→ **Excerpt provided**:
In a context of deep economic crisis, and following the announcement of new austerity policies, the Sudanese protest movement took root in many sectors of the population, and mobilized them during demonstrations that have lasted now for more than four months. The demonstrators’ resilience, coupled with the locations where these demonstrations took place raises questions about two aspects of the revolt: on one hand, the social mapping of these demonstrations in terms of generations, classes, gender, and different affiliations, and, on the other hand, the mechanisms of long-term mobilization in an authoritarian context.

Therefore, we conducted interviews with several researchers, anthropologists, geographers, and political scientists, asking them about the current revolt from their respective perspectives and subjects studied in their fieldwork.

The mobilization which started first of all in the provincial cities, quickly reached the capital, where the middle class demonstrated in the streets, answering the call of the Sudanese Professional Association (SPA). In the interview, Magdi El Gizouli, associate researcher at the Rift Valley Institute, highlights the social dynamics of the Sudanese revolutionary movement as a whole. Effectively, the geographical spread of the protest was coupled with the social diversification of the demonstrators whose political references, modes of action and interactions with the government and the armed forces, were different.

→ **Problem set**:
**A)** Edit the stretch of the Sudanese protest text from "Therefore, we conducted" through "forces, were different.", swapping "provincial cities" for "regional towns".
**B)** Write a continuation of the Sudanese protest text, picking up right after its final sentence.
The entries that come next are not required for this work.

Element boundary entries
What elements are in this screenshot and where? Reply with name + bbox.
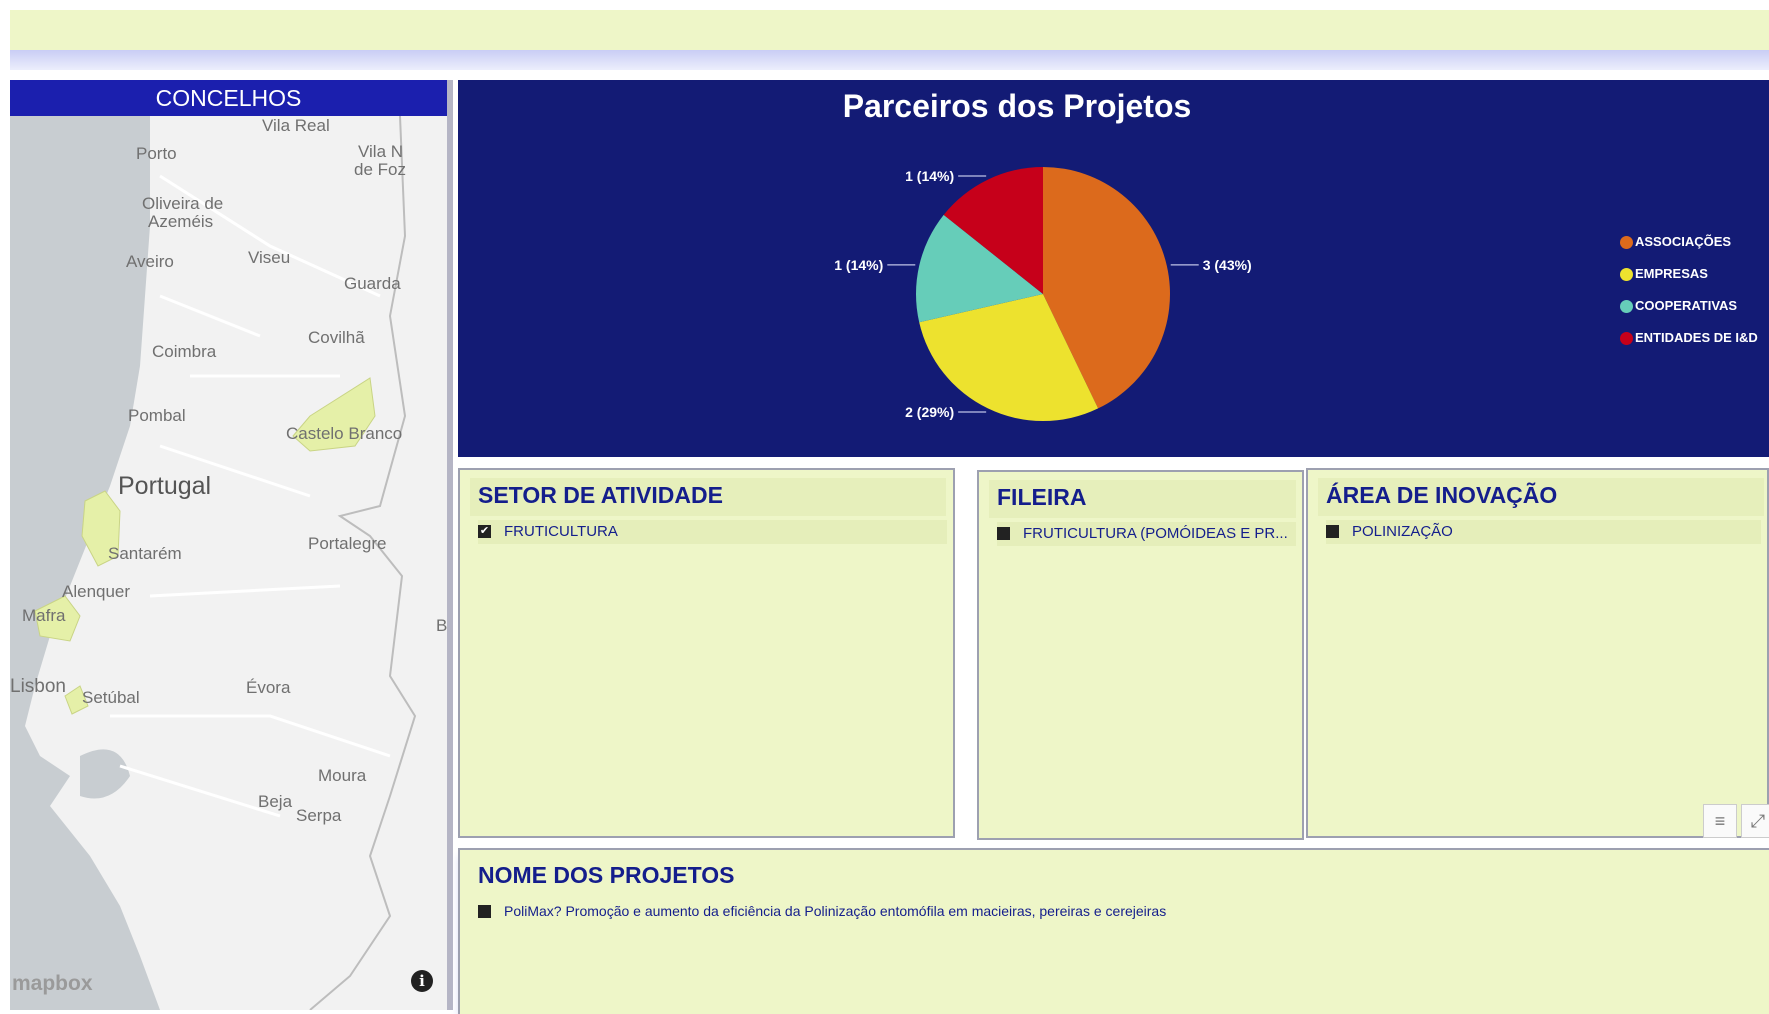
area-inovacao-slicer: ÁREA DE INOVAÇÃO POLINIZAÇÃO ≡ ⤢ [1306, 468, 1769, 838]
fileira-slicer: FILEIRA FRUTICULTURA (POMÓIDEAS E PR... [977, 470, 1304, 840]
setor-slicer: SETOR DE ATIVIDADE ✔ FRUTICULTURA [458, 468, 955, 838]
checkbox[interactable] [1326, 525, 1339, 538]
map-label: Santarém [108, 544, 182, 563]
map-label: Vila N [358, 142, 404, 161]
map-label: Lisbon [10, 676, 66, 697]
mapbox-logo[interactable]: mapbox [12, 972, 93, 996]
partners-chart-panel: Parceiros dos Projetos 3 (43%) 2 (29%) 1 (… [458, 80, 1769, 457]
map-label: Mafra [22, 606, 66, 625]
filter-icon[interactable]: ≡ [1703, 804, 1737, 838]
map-label: Vila Real [262, 116, 330, 135]
map-label: Pombal [128, 406, 186, 425]
map-label: Aveiro [126, 252, 174, 271]
legend-label: COOPERATIVAS [1635, 298, 1738, 313]
top-banner [10, 10, 1769, 50]
slicer-item-label: PoliMax? Promoção e aumento da eficiênci… [504, 903, 1167, 919]
fileira-title: FILEIRA [997, 484, 1087, 510]
map-label: Viseu [248, 248, 291, 267]
pie-data-label-3: 1 (14%) [905, 168, 954, 184]
info-icon[interactable]: i [411, 970, 433, 992]
map-shapes [10, 116, 447, 1010]
map-label: Moura [318, 766, 367, 785]
slicer-item-polimax[interactable]: PoliMax? Promoção e aumento da eficiênci… [478, 900, 1763, 924]
map-label: Alenquer [62, 582, 131, 601]
top-banner-shadow [10, 50, 1769, 70]
legend-label: ENTIDADES DE I&D [1635, 330, 1758, 345]
map-canvas[interactable]: Vila Real Porto Vila N de Foz Oliveira d… [10, 116, 447, 1010]
map-label: Oliveira de [142, 194, 224, 213]
slicer-item-label: FRUTICULTURA (POMÓIDEAS E PR... [1023, 525, 1288, 542]
map-label: Portalegre [308, 534, 387, 553]
slicer-item-label: POLINIZAÇÃO [1352, 523, 1453, 540]
pie-data-label-0: 3 (43%) [1203, 257, 1252, 273]
slicer-item-label: FRUTICULTURA [504, 523, 618, 540]
slicer-item-fileira[interactable]: FRUTICULTURA (POMÓIDEAS E PR... [997, 522, 1296, 546]
map-label: Évora [246, 678, 291, 697]
map-label: Covilhã [308, 328, 365, 347]
checkbox-checked[interactable]: ✔ [478, 525, 491, 538]
slicer-item-polinizacao[interactable]: POLINIZAÇÃO [1326, 520, 1761, 544]
map-label: Beja [258, 792, 293, 811]
pie-data-label-1: 2 (29%) [905, 404, 954, 420]
slicer-item-fruticultura[interactable]: ✔ FRUTICULTURA [478, 520, 947, 544]
focus-mode-icon[interactable]: ⤢ [1741, 804, 1769, 838]
legend-swatch [1620, 300, 1633, 313]
map-label-country: Portugal [118, 472, 212, 500]
area-title: ÁREA DE INOVAÇÃO [1326, 482, 1558, 508]
legend-swatch [1620, 332, 1633, 345]
map-label: Setúbal [82, 688, 140, 707]
checkbox[interactable] [478, 905, 491, 918]
map-title: CONCELHOS [10, 80, 447, 116]
map-label: Porto [136, 144, 177, 163]
pie-chart: 3 (43%) 2 (29%) 1 (14%) 1 (14%) [834, 167, 1252, 421]
concelhos-map-panel: CONCELHOS Vila Real Porto Vila N de Foz … [10, 80, 453, 1010]
map-label: Azeméis [148, 212, 214, 231]
map-label: B [436, 616, 447, 635]
legend-label: ASSOCIAÇÕES [1635, 234, 1732, 249]
legend-label: EMPRESAS [1635, 266, 1708, 281]
pie-data-label-2: 1 (14%) [834, 257, 883, 273]
map-label: Coimbra [152, 342, 217, 361]
map-label: Serpa [296, 806, 342, 825]
legend-swatch [1620, 268, 1633, 281]
checkbox[interactable] [997, 527, 1010, 540]
projetos-slicer: NOME DOS PROJETOS PoliMax? Promoção e au… [458, 848, 1769, 1014]
map-label: Castelo Branco [286, 424, 403, 443]
setor-title: SETOR DE ATIVIDADE [478, 482, 723, 508]
legend-swatch [1620, 236, 1633, 249]
map-label: de Foz [354, 160, 406, 179]
map-label: Guarda [344, 274, 401, 293]
projetos-title: NOME DOS PROJETOS [478, 862, 735, 888]
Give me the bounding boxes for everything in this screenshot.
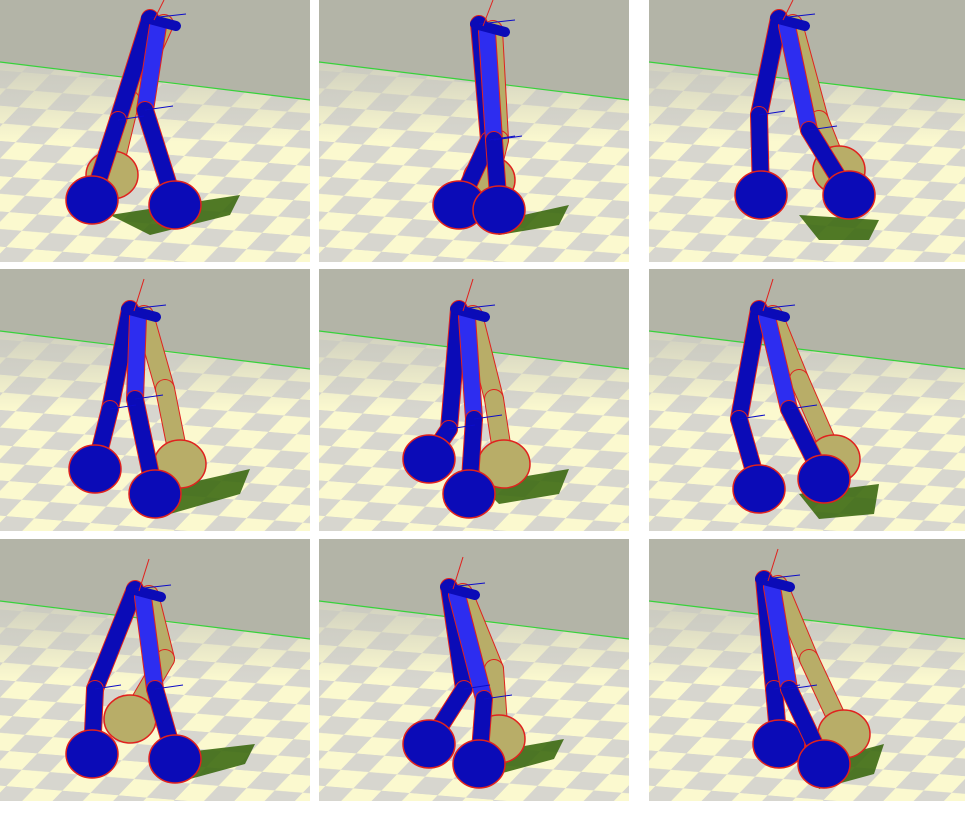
- back-foot: [402, 719, 456, 769]
- sim-scene: [0, 539, 310, 801]
- front-foot: [797, 739, 851, 789]
- front-foot: [148, 180, 202, 230]
- sim-panel-2: [319, 0, 629, 262]
- front-foot: [797, 454, 851, 504]
- sim-scene: [0, 0, 310, 262]
- sim-panel-3: [649, 0, 965, 262]
- back-foot: [732, 464, 786, 514]
- sim-panel-1: [0, 0, 310, 262]
- sim-scene: [319, 539, 629, 801]
- sim-panel-6: [649, 269, 965, 531]
- sim-scene: [0, 269, 310, 531]
- front-leg-upper: [458, 308, 483, 428]
- sim-panel-8: [319, 539, 629, 801]
- back-foot: [734, 170, 788, 220]
- front-foot: [128, 469, 182, 519]
- sim-scene: [319, 0, 629, 262]
- front-leg-upper: [126, 308, 147, 408]
- sim-panel-9: [649, 539, 965, 801]
- sim-scene: [319, 269, 629, 531]
- front-foot: [822, 170, 876, 220]
- front-foot: [472, 185, 526, 235]
- back-foot: [402, 434, 456, 484]
- sim-panel-4: [0, 269, 310, 531]
- front-foot: [148, 734, 202, 784]
- front-leg-upper: [134, 588, 164, 698]
- front-leg-upper: [136, 17, 167, 119]
- sim-panel-7: [0, 539, 310, 801]
- front-foot: [442, 469, 496, 519]
- back-foot: [65, 175, 119, 225]
- sim-scene: [649, 0, 965, 262]
- back-leg-upper: [440, 300, 468, 438]
- back-foot: [68, 444, 122, 494]
- figure-grid: [0, 0, 965, 821]
- sim-panel-5: [319, 269, 629, 531]
- sim-scene: [649, 269, 965, 531]
- front-foot: [452, 739, 506, 789]
- front-leg-upper: [478, 23, 503, 149]
- sim-scene: [649, 539, 965, 801]
- far-foot: [103, 694, 157, 744]
- back-foot: [65, 729, 119, 779]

→ **Exercise results**:
**A)**
Therefore, we conducted interviews with several researchers, anthropologists, geographers, and political scientists, asking them about the current revolt from their respective perspectives and subjects studied in their fieldwork.

The mobilization which started first of all in the regional towns, quickly reached the capital, where the middle class demonstrated in the streets, answering the call of the Sudanese Professional Association (SPA). In the interview, Magdi El Gizouli, associate researcher at the Rift Valley Institute, highlights the social dynamics of the Sudanese revolutionary movement as a whole. Effectively, the geographical spread of the protest was coupled with the social diversification of the demonstrators whose political references, modes of action and interactions with the government and the armed forces, were different.

**B)**
In Khartoum different neighbourhoods have participated in the demonstrations and in the call for revolution in varying degrees.  As Mohamed A. G. Bakhit, the head of the department of sociology and social anthropology at the University of Khartoum, Sherein Ibrahim, lecturer of history at the University of Bahri, and Rania Madani, lecturer of anthropology at the University of Bahri,  explains the populations inhabiting the peripheral zones of Khartoum have largely kept away from the demonstrations. They underscores the multiple constellations of political mobilization throughout the capital city. For example the demonstrations organized by the SPA have been accompanied by several other forms of demonstration organized within diverse neighbourhoods.

In urban areas, women have emerged at the forefront of the demonstrations and have participated widely in various forms of protest since December, to the extent that their participation has become an emblem of the current protest movement. Although this participation appears as unexpected for many observers, especially in this country where women’s access to the public areas is governed by restrictive laws, this reality is however part of a historical dynamic of women’s movements (feminists, communists, islamists), and can also be explained by the overrepresentation of women in institutions of higher education. This emblem of a massive participation of Sudanese women, which is analyzed for us by Azza Ahmed A. Aziz, an anthropologist associated with SOAS and Cedej Khartoum, should not, however, let us forget the kinds of domination of gender and class which are still at work in Sudanese society.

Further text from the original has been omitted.